:: Data shown ::

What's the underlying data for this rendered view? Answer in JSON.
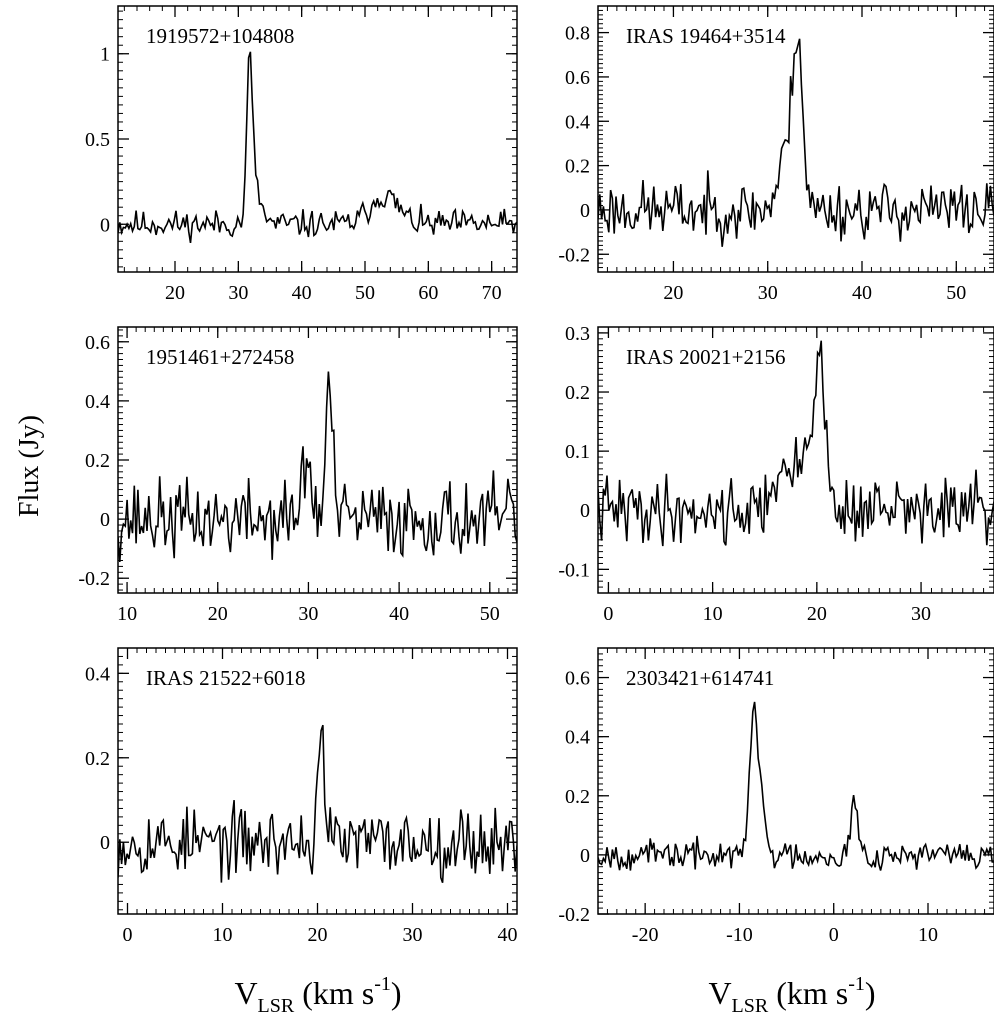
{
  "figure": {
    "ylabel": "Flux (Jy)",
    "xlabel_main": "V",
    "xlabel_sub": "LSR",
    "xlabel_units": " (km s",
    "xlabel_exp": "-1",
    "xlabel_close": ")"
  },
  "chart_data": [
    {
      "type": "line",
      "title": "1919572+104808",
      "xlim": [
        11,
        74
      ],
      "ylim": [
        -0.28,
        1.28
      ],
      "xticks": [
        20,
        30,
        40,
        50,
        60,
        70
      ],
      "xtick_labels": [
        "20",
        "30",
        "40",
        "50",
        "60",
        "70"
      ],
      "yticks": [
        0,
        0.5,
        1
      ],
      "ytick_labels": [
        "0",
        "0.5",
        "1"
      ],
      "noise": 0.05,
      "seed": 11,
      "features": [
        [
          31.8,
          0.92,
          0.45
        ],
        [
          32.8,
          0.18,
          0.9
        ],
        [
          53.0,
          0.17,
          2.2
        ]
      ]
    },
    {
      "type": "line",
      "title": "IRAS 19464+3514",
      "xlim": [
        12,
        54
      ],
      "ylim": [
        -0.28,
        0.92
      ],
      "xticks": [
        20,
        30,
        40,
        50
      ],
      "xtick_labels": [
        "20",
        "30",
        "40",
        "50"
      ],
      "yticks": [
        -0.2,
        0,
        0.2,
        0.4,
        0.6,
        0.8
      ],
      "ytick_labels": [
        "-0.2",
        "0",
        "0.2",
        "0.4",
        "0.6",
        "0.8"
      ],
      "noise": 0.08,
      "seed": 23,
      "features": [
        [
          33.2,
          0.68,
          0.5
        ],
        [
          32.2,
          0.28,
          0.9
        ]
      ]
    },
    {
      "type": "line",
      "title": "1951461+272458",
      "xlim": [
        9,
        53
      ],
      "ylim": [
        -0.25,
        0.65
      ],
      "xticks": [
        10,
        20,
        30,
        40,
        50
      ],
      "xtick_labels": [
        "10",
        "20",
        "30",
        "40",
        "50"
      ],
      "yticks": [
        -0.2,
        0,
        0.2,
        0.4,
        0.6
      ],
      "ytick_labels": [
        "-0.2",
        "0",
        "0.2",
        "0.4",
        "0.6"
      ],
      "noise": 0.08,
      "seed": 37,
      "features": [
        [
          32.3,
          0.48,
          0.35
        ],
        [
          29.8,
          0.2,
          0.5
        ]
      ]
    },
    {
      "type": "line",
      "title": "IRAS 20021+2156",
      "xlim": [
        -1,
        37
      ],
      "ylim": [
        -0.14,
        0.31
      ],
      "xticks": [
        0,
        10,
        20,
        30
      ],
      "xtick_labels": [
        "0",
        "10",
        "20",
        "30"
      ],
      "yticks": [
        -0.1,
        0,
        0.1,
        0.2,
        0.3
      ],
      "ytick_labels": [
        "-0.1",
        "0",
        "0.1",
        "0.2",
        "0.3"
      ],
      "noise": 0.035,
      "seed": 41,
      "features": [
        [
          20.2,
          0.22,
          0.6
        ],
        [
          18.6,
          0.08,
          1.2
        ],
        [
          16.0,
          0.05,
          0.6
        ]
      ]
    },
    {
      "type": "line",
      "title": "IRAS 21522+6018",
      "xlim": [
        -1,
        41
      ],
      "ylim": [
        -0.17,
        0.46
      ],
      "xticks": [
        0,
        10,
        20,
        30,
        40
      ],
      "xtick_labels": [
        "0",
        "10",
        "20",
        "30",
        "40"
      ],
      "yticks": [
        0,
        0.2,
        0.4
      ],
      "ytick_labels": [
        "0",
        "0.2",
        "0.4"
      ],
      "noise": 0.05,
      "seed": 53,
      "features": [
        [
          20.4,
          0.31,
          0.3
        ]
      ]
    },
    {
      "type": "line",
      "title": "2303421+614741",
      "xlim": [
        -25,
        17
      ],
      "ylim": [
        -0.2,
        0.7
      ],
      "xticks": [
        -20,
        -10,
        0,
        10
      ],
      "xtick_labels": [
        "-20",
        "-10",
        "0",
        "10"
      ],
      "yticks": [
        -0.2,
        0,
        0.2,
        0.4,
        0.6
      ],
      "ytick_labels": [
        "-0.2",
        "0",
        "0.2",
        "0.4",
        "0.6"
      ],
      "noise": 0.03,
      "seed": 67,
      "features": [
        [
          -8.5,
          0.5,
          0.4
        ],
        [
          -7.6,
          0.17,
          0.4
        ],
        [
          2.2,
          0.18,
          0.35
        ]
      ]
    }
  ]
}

:::

### Your task
Select and copy every line of the listing with the word "title".

### Finished answer
      "title": "1919572+104808",
      "title": "IRAS 19464+3514",
      "title": "1951461+272458",
      "title": "IRAS 20021+2156",
      "title": "IRAS 21522+6018",
      "title": "2303421+614741",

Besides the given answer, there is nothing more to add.